In the material below, find all lines with the string "理论化的世界观" and copy them.

● **Input records**
──────

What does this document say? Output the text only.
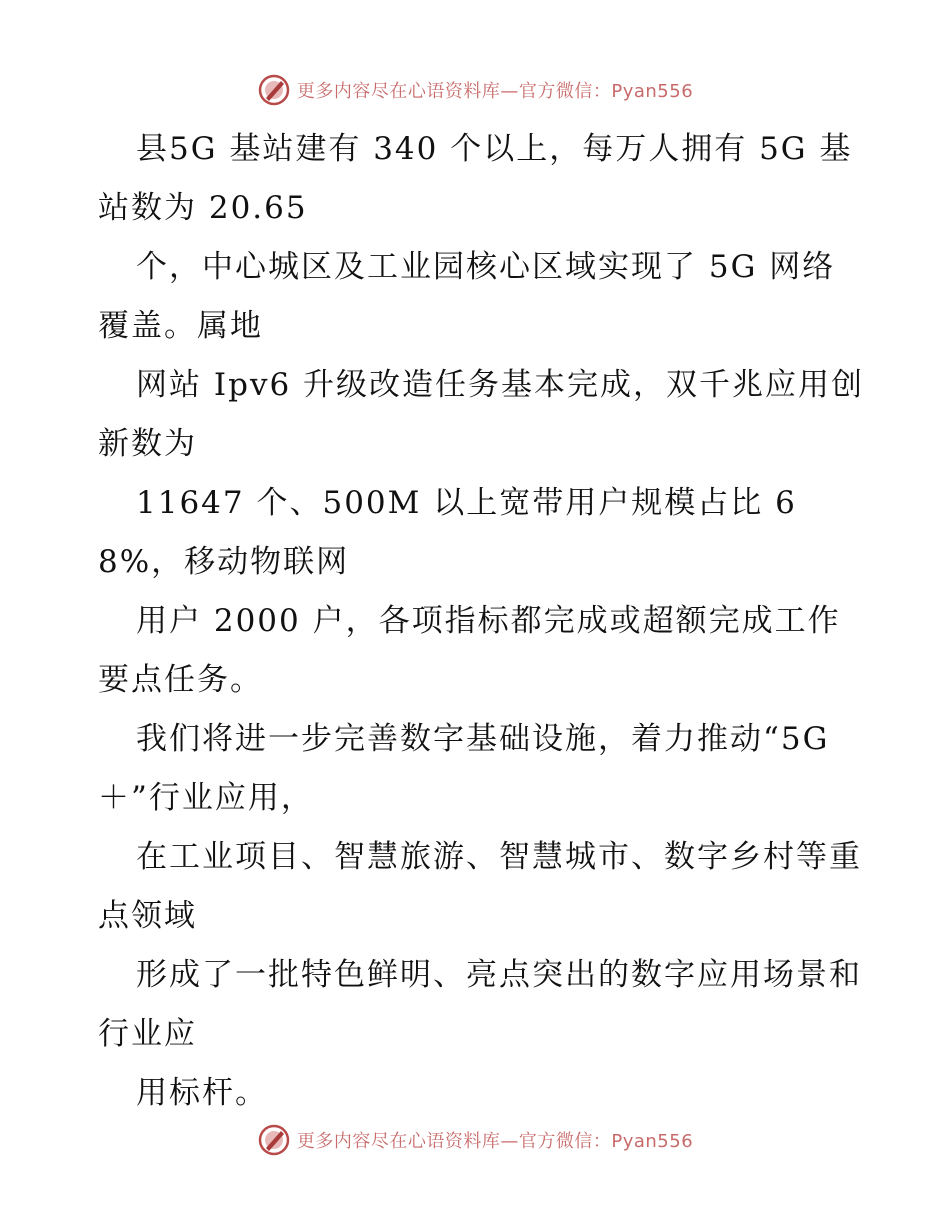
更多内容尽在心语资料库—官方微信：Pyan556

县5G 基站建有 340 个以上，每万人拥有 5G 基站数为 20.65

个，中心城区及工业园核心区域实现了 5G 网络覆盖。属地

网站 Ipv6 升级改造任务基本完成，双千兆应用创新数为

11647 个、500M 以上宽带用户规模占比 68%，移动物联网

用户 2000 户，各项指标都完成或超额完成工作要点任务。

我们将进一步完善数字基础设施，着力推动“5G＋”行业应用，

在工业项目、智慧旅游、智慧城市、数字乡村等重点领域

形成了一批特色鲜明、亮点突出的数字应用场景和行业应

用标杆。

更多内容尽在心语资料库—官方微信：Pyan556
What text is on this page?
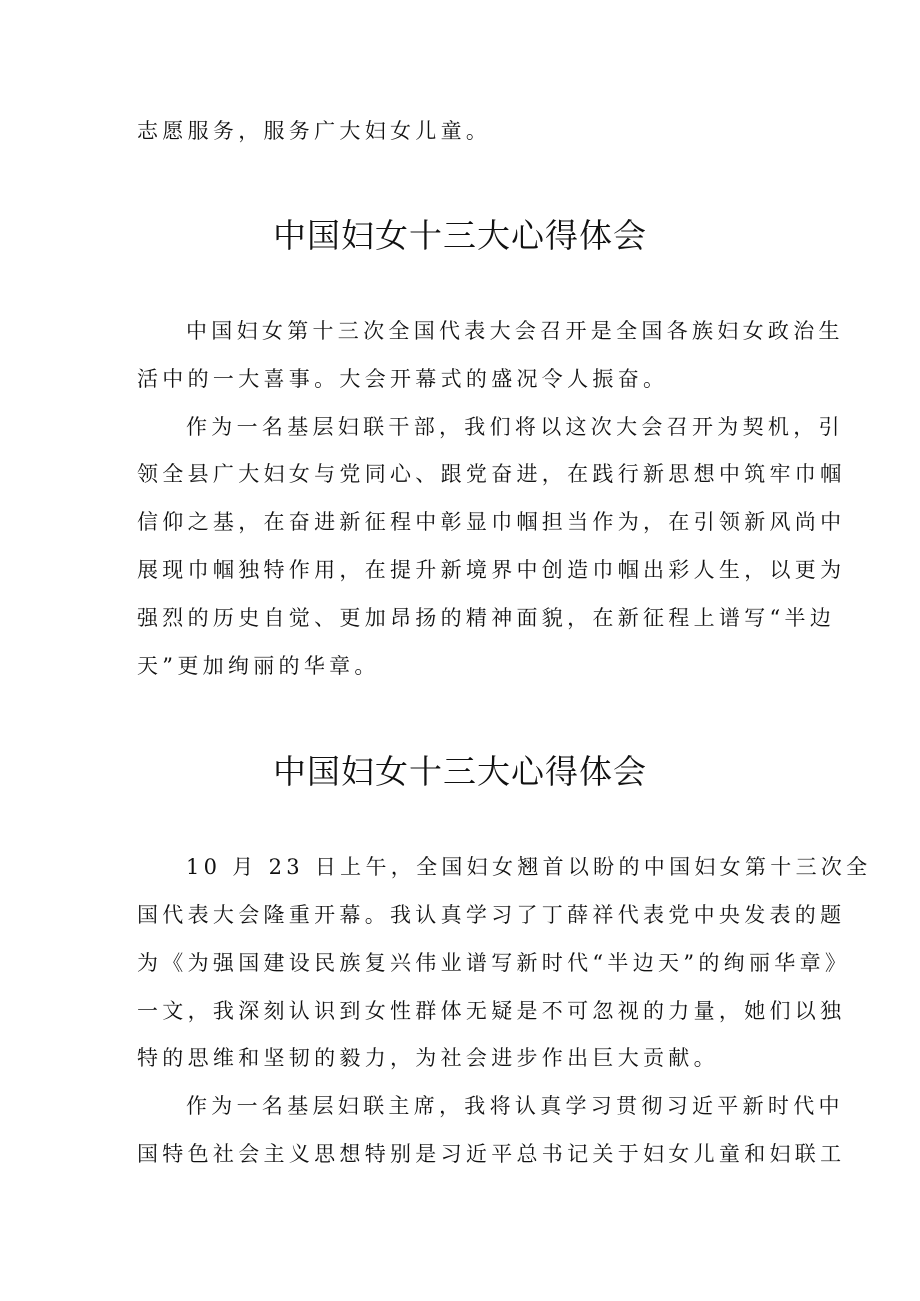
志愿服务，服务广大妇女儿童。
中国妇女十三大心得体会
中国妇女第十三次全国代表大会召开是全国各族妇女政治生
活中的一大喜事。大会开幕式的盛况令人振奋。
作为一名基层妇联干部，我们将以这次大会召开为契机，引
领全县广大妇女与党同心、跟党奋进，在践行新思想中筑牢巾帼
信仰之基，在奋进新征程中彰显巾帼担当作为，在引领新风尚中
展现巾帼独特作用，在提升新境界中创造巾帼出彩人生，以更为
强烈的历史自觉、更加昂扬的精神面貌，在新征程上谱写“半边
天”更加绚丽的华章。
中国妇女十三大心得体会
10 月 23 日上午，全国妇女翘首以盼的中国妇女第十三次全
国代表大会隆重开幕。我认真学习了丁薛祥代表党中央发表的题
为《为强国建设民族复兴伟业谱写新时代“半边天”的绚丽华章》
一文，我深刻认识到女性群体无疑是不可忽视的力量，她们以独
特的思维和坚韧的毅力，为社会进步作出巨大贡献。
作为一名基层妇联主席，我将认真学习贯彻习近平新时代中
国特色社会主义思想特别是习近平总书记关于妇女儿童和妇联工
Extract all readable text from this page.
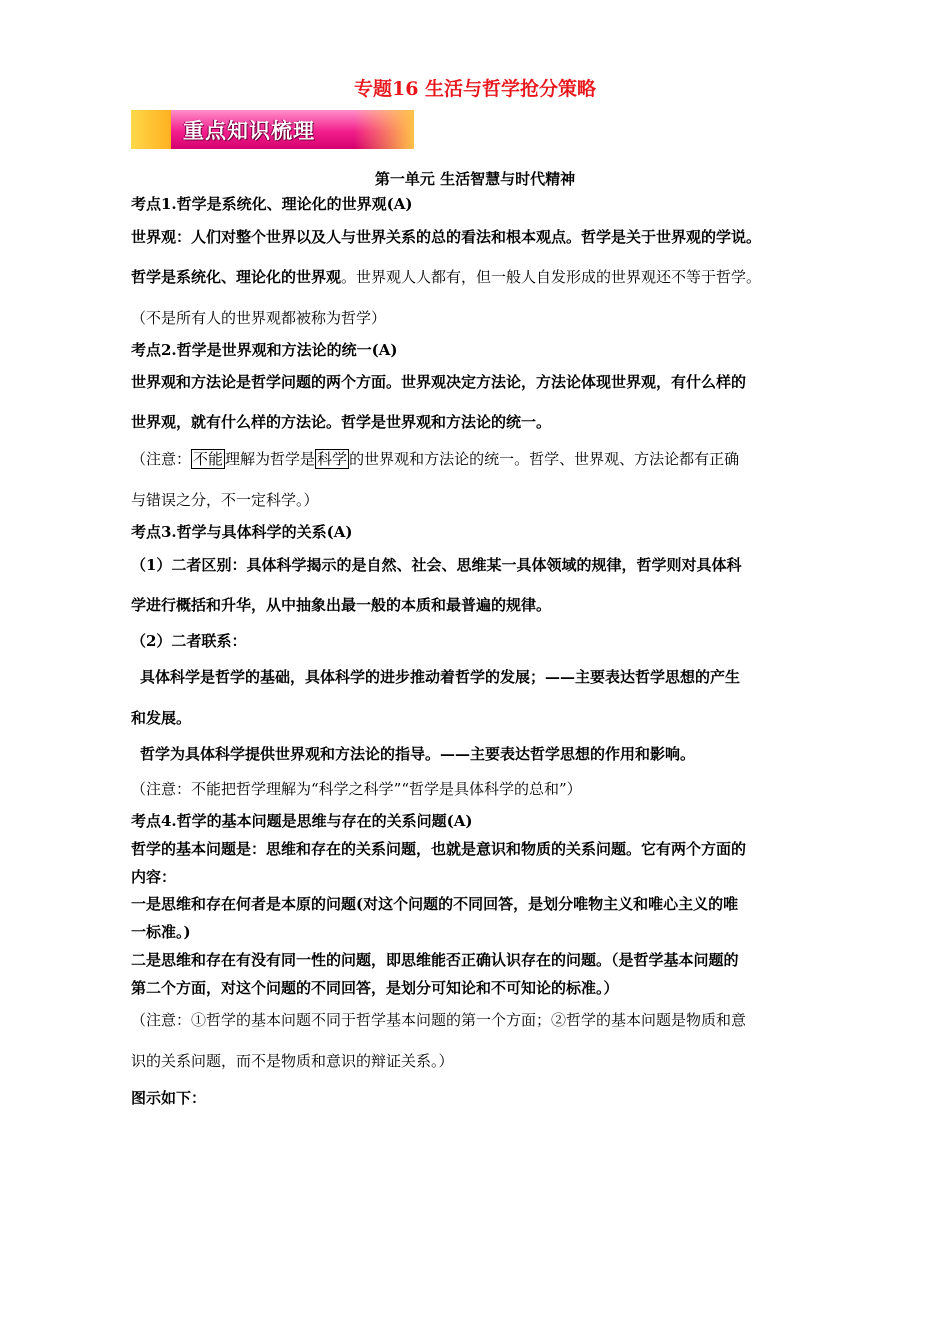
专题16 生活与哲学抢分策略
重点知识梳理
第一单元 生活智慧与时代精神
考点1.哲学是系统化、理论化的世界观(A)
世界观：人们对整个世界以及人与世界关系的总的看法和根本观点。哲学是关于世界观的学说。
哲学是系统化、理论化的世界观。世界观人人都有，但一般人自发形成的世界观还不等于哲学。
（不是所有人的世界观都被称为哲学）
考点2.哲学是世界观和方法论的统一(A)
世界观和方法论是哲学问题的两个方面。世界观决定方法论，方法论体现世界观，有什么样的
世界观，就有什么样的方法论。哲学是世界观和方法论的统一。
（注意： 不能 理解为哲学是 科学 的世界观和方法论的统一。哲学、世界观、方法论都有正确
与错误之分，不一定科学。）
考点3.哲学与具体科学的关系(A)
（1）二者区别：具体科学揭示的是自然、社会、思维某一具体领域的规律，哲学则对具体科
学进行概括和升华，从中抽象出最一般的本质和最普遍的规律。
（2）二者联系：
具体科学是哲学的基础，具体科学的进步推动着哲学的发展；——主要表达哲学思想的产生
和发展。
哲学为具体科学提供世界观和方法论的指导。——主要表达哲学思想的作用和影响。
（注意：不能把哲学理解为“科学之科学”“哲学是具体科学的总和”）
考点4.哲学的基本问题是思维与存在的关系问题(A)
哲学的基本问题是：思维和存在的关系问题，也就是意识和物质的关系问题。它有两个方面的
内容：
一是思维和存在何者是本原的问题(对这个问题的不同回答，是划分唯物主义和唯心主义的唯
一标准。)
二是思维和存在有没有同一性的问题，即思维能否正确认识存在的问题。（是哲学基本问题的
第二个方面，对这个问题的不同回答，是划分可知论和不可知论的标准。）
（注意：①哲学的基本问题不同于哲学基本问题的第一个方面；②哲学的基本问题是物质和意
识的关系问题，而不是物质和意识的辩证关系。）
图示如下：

──────

● **The response**
考点1.哲学是系统化、理论化的世界观(A)
哲学是系统化、理论化的世界观。世界观人人都有，但一般人自发形成的世界观还不等于哲学。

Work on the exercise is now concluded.